## Start

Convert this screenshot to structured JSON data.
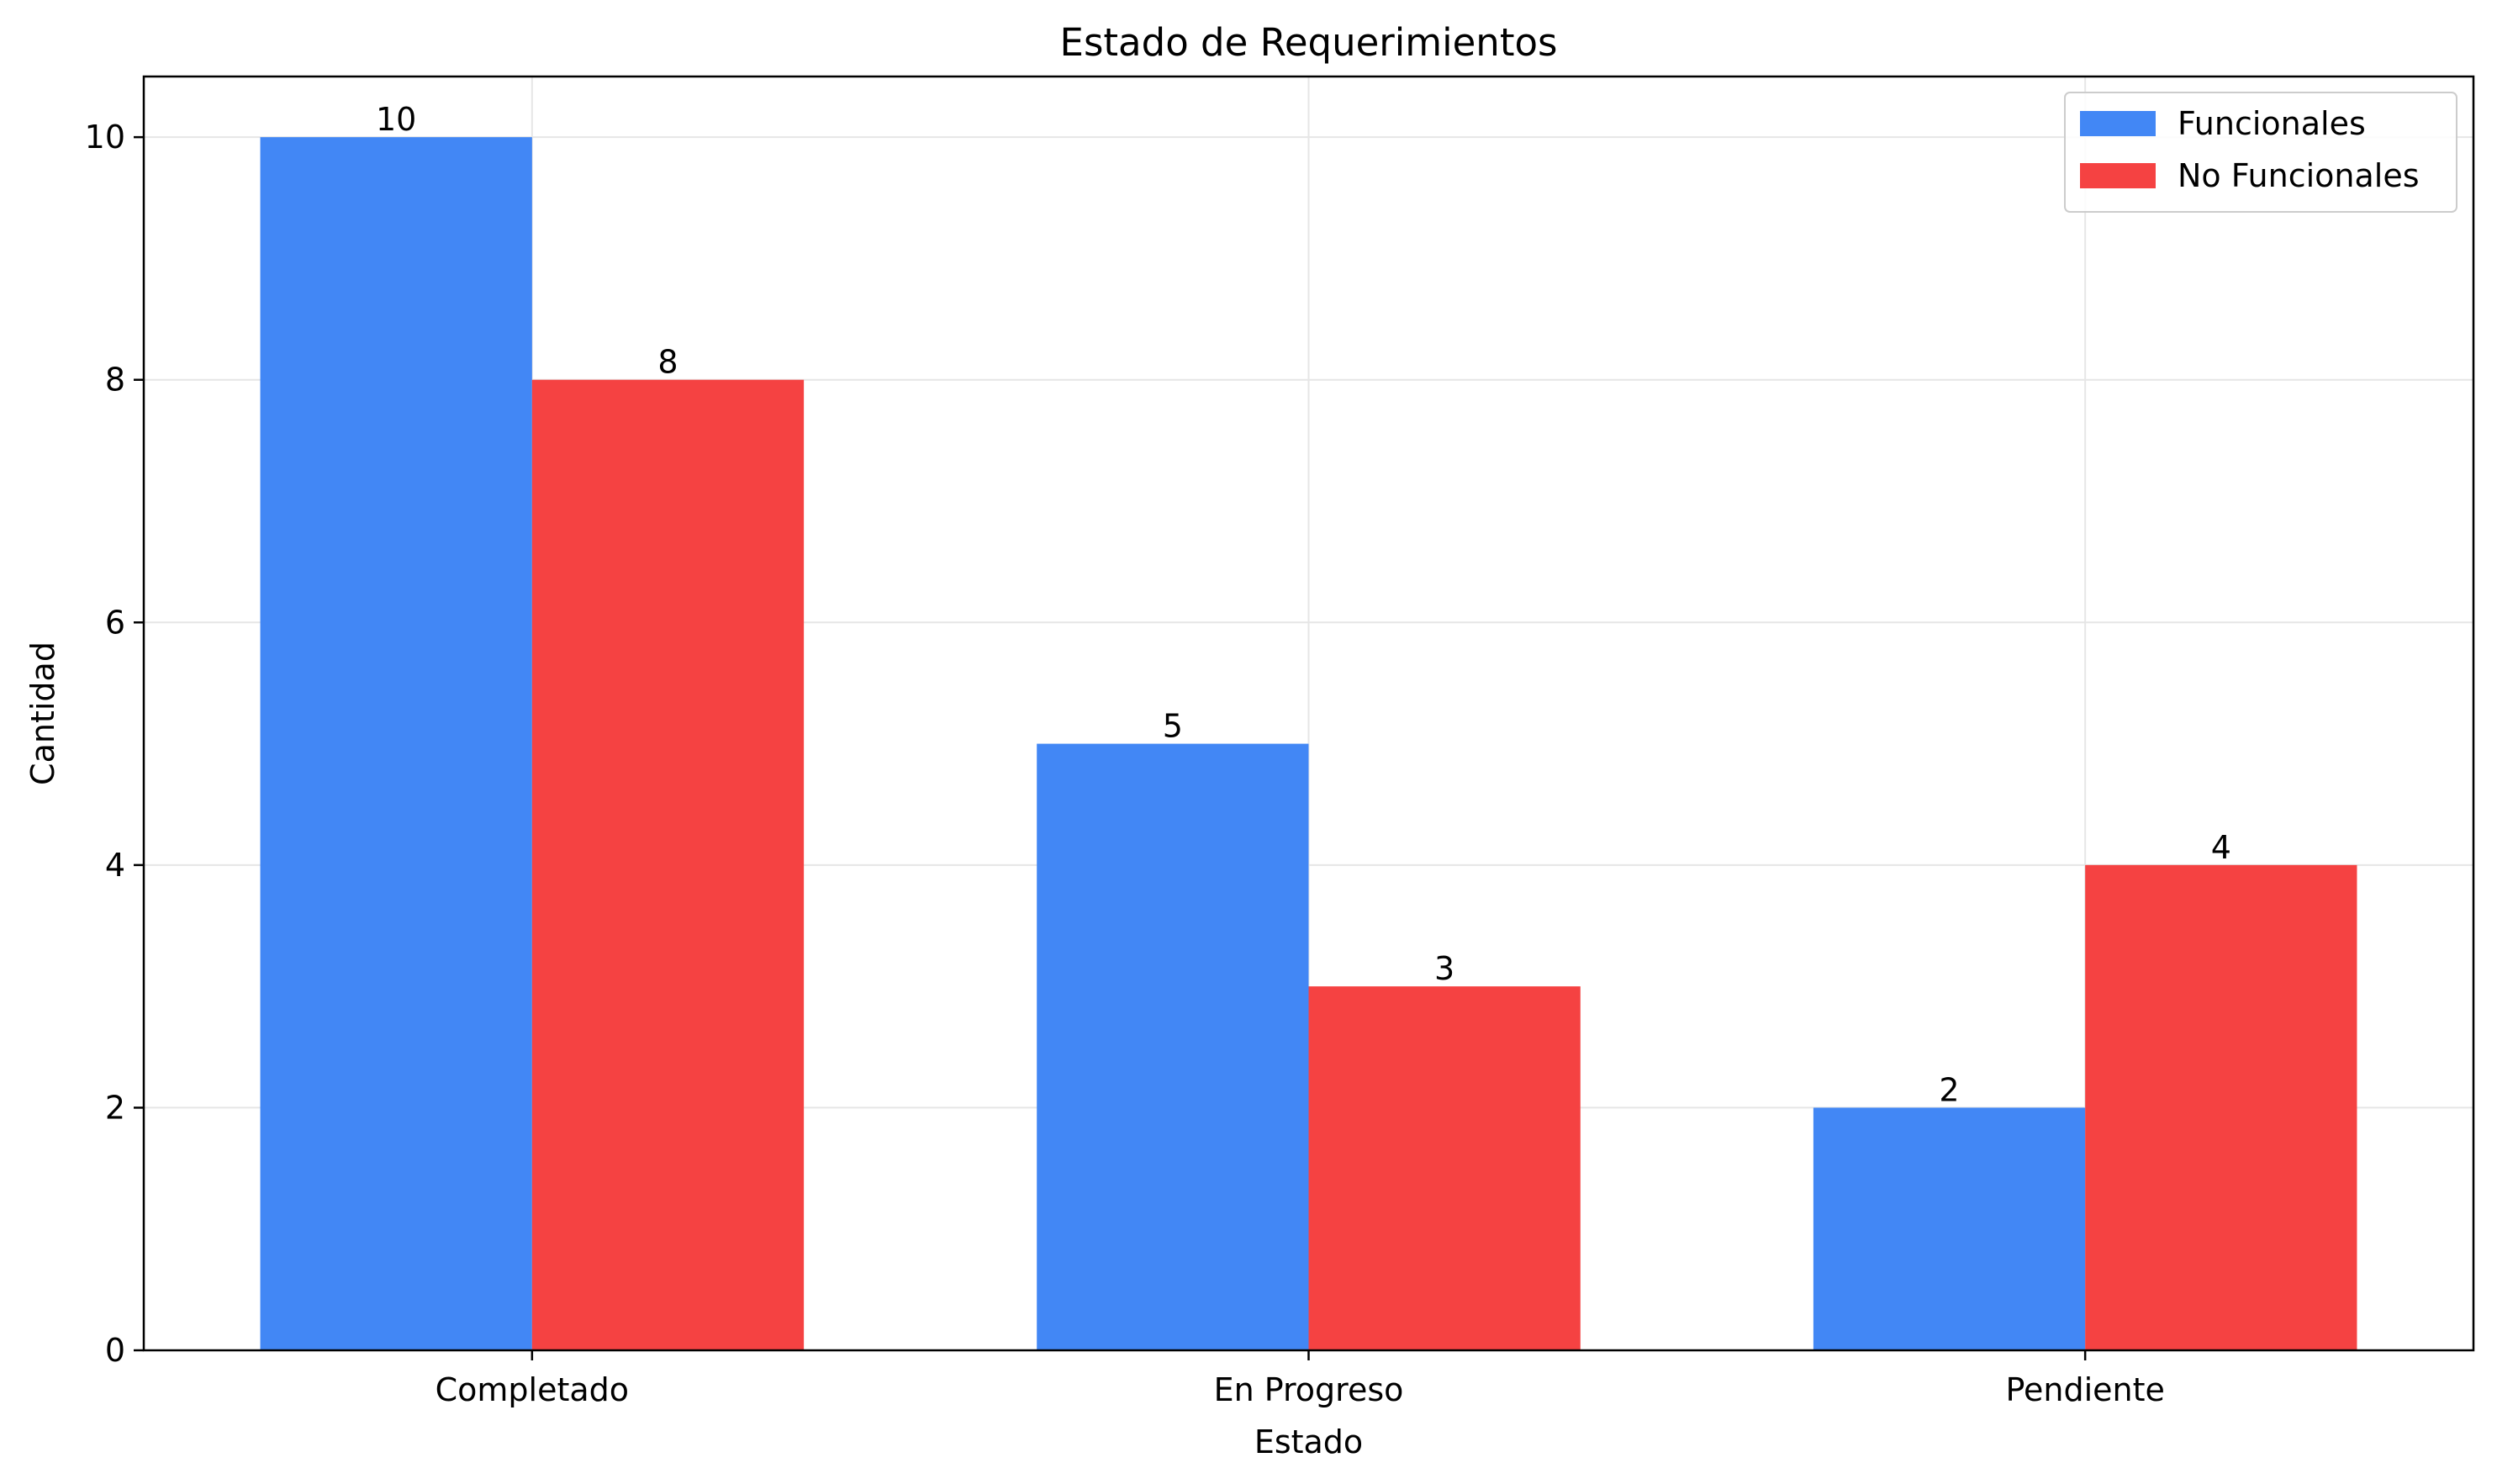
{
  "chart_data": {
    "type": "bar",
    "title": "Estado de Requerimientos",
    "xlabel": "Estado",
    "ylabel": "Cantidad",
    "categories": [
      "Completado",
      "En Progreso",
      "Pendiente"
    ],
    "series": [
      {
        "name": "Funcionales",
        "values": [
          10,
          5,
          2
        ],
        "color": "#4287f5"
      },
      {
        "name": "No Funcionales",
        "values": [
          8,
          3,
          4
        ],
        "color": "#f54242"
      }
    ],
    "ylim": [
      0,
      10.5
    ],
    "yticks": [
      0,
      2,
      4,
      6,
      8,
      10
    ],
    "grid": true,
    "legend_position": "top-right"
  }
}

## End
## Start

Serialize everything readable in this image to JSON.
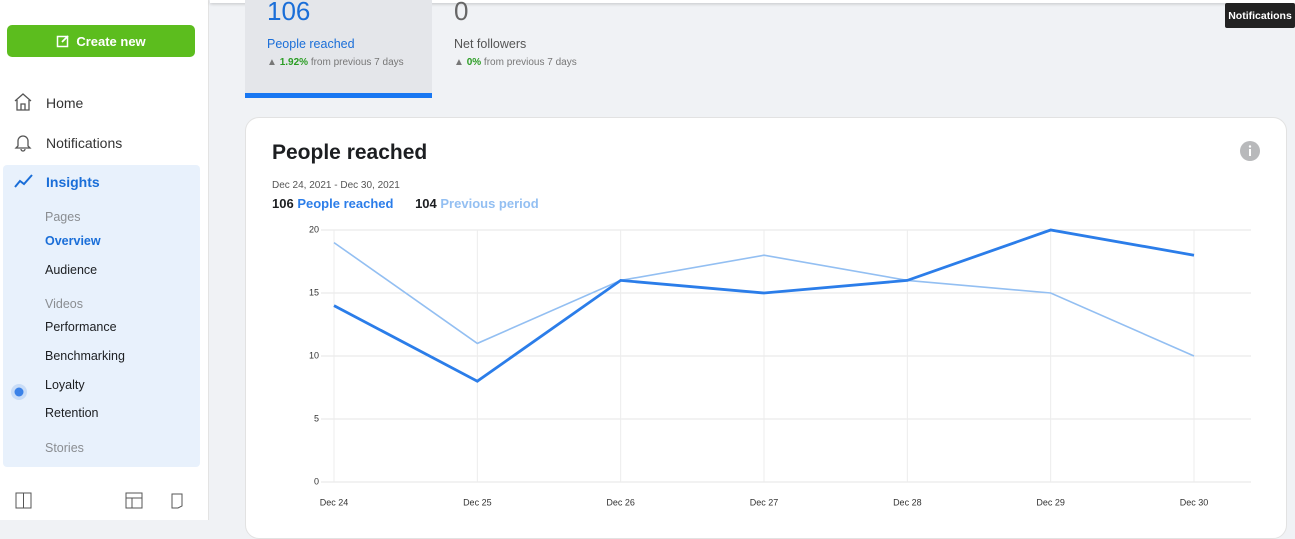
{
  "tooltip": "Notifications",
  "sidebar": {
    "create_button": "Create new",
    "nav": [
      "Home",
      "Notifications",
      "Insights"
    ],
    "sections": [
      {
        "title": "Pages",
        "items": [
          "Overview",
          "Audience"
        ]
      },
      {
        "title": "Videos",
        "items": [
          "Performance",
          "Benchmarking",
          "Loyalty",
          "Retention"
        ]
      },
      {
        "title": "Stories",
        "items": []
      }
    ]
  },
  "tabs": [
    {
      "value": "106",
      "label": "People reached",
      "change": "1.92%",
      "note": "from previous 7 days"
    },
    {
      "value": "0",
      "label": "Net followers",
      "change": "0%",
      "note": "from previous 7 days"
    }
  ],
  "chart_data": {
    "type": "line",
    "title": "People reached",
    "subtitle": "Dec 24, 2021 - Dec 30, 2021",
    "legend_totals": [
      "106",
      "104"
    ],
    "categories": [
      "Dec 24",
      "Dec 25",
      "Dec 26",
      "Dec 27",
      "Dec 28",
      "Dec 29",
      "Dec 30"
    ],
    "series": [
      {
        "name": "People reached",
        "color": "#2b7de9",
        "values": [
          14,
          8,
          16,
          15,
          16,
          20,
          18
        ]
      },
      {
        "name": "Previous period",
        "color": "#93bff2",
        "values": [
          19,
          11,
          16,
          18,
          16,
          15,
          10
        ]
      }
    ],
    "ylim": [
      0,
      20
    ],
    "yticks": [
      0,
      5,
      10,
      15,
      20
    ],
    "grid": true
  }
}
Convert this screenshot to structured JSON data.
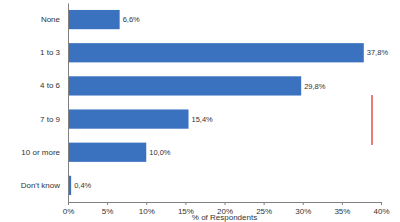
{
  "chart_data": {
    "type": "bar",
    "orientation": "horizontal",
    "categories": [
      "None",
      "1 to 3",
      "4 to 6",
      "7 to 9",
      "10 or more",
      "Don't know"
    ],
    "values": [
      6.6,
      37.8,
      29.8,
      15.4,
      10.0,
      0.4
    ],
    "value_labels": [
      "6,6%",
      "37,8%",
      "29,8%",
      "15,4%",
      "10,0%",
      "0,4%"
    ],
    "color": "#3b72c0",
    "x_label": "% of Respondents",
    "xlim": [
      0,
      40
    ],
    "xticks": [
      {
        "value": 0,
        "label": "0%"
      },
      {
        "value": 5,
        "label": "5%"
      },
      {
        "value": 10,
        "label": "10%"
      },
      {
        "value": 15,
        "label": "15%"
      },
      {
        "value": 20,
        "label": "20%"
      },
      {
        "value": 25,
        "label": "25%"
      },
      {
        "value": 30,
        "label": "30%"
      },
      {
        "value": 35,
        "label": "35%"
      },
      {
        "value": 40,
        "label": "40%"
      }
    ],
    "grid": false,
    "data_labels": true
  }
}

## End
## Start

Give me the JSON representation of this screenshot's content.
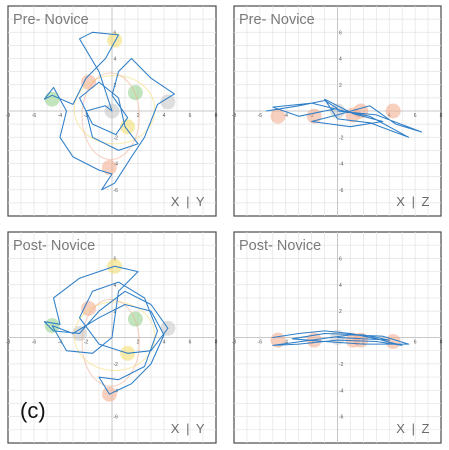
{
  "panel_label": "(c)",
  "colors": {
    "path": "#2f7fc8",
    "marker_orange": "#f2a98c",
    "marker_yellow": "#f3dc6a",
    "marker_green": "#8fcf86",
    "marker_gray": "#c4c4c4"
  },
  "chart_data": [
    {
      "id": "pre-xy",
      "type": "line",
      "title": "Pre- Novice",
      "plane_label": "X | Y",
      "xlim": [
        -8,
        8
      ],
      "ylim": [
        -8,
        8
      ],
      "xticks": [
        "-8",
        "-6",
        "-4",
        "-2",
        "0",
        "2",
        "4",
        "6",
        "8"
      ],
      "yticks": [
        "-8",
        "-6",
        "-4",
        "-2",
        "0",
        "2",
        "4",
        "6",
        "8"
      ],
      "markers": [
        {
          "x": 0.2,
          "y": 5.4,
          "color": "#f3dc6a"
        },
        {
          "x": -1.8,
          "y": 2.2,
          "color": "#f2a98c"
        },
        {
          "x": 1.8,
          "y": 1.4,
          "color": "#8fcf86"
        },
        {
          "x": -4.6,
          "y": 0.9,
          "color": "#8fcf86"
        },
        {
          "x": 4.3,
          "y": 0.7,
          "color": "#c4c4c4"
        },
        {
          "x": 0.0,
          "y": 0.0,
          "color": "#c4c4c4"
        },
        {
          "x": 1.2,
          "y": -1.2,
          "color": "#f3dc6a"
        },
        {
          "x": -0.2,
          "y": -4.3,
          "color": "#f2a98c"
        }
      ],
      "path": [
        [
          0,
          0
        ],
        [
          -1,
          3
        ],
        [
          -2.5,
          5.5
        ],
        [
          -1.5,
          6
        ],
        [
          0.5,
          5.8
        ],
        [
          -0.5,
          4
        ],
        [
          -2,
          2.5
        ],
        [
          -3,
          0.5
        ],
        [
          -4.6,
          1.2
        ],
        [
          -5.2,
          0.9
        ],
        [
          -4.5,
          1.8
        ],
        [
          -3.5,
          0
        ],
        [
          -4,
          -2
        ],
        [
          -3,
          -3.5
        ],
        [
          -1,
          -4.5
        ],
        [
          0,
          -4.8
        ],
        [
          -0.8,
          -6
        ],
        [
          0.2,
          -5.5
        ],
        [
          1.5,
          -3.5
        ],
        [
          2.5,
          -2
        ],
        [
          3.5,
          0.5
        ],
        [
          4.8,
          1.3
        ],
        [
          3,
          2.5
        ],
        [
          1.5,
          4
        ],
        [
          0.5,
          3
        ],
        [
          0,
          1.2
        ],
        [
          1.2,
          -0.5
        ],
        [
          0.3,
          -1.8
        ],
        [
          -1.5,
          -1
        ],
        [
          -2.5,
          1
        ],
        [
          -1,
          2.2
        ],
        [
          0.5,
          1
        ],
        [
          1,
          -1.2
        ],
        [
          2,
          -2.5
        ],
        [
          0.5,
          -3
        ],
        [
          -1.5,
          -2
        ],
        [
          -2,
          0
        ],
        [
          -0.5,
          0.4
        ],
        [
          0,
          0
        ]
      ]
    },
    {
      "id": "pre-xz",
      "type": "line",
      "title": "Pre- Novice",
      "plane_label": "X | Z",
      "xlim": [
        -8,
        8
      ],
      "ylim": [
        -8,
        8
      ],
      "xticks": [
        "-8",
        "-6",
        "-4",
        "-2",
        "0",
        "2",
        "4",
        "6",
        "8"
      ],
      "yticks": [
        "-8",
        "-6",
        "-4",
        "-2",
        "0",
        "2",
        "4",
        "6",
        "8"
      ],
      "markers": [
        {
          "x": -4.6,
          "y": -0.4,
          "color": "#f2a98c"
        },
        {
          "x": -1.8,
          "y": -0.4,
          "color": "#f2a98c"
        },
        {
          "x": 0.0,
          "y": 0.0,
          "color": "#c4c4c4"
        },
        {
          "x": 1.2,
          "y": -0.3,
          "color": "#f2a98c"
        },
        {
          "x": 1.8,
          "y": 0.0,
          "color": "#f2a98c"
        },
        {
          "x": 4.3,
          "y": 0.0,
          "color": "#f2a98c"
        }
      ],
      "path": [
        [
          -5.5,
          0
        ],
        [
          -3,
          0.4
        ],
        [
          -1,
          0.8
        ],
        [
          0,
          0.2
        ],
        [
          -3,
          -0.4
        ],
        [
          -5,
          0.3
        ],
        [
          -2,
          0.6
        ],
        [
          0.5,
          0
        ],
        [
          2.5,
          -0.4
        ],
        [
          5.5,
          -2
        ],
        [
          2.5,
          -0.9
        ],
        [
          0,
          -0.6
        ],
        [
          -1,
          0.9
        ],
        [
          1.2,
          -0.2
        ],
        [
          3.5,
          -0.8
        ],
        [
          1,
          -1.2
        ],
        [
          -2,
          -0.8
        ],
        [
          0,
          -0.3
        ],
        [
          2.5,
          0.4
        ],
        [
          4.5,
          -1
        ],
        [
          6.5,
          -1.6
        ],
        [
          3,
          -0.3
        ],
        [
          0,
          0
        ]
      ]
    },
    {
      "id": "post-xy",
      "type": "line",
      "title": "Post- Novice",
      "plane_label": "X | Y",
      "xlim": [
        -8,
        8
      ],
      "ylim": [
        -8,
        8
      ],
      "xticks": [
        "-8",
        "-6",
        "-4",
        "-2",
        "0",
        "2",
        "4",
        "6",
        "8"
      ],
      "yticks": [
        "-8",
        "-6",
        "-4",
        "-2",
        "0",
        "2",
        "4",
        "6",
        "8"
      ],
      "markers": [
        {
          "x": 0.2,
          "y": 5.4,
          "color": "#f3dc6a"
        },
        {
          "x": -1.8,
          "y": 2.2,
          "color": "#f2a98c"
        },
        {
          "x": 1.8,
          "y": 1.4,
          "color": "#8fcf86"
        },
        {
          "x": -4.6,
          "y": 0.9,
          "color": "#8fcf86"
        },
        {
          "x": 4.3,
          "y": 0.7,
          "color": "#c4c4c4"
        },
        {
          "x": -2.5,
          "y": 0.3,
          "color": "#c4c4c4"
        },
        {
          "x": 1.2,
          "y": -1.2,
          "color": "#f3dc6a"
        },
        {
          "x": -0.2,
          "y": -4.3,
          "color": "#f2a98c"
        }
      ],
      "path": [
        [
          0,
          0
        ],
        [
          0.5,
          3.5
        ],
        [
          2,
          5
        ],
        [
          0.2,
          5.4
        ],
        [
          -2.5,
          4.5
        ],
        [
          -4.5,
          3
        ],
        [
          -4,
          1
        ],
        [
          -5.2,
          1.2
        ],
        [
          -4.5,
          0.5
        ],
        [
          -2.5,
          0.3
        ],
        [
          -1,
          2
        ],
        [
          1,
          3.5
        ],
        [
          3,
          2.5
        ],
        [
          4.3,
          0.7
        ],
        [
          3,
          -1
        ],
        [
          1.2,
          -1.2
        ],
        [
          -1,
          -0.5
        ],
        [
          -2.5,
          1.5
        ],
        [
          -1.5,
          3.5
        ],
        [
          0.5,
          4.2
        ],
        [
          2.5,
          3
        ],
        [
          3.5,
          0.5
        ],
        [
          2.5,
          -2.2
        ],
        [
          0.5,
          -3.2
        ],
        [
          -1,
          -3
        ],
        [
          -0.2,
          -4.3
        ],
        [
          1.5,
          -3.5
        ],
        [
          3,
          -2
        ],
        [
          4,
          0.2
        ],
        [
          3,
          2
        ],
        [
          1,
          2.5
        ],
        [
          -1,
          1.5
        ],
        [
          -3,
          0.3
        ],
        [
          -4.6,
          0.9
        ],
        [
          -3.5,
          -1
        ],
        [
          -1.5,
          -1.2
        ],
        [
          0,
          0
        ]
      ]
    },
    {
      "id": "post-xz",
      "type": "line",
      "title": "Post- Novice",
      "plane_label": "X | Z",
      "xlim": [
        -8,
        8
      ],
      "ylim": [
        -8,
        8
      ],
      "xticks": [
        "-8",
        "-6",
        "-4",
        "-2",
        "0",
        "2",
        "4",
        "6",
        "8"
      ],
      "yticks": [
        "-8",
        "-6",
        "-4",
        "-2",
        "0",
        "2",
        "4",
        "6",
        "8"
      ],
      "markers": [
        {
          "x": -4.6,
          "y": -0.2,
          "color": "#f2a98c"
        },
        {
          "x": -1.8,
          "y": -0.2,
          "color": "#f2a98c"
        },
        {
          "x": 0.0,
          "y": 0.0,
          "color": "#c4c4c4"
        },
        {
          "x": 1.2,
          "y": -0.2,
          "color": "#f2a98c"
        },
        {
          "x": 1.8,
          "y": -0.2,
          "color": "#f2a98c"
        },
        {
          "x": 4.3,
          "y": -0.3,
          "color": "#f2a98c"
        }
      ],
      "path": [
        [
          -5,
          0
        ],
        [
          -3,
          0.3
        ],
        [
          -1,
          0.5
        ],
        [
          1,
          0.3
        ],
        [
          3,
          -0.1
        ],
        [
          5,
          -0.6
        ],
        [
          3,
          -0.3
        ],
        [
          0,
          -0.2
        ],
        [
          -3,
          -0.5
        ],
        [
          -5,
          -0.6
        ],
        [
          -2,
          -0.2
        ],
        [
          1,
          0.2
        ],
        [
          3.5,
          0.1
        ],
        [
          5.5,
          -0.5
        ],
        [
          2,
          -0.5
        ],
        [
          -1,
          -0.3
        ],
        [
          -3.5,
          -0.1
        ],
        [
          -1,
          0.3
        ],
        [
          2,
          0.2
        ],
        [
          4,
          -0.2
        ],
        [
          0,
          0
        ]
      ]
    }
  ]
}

## End

Your task is to gather all lines from the entries above that hold the word "Estado".

## RESPONSE TO THE TASK
    "title": "Estado de Requerimientos",
    "xlabel": "Estado",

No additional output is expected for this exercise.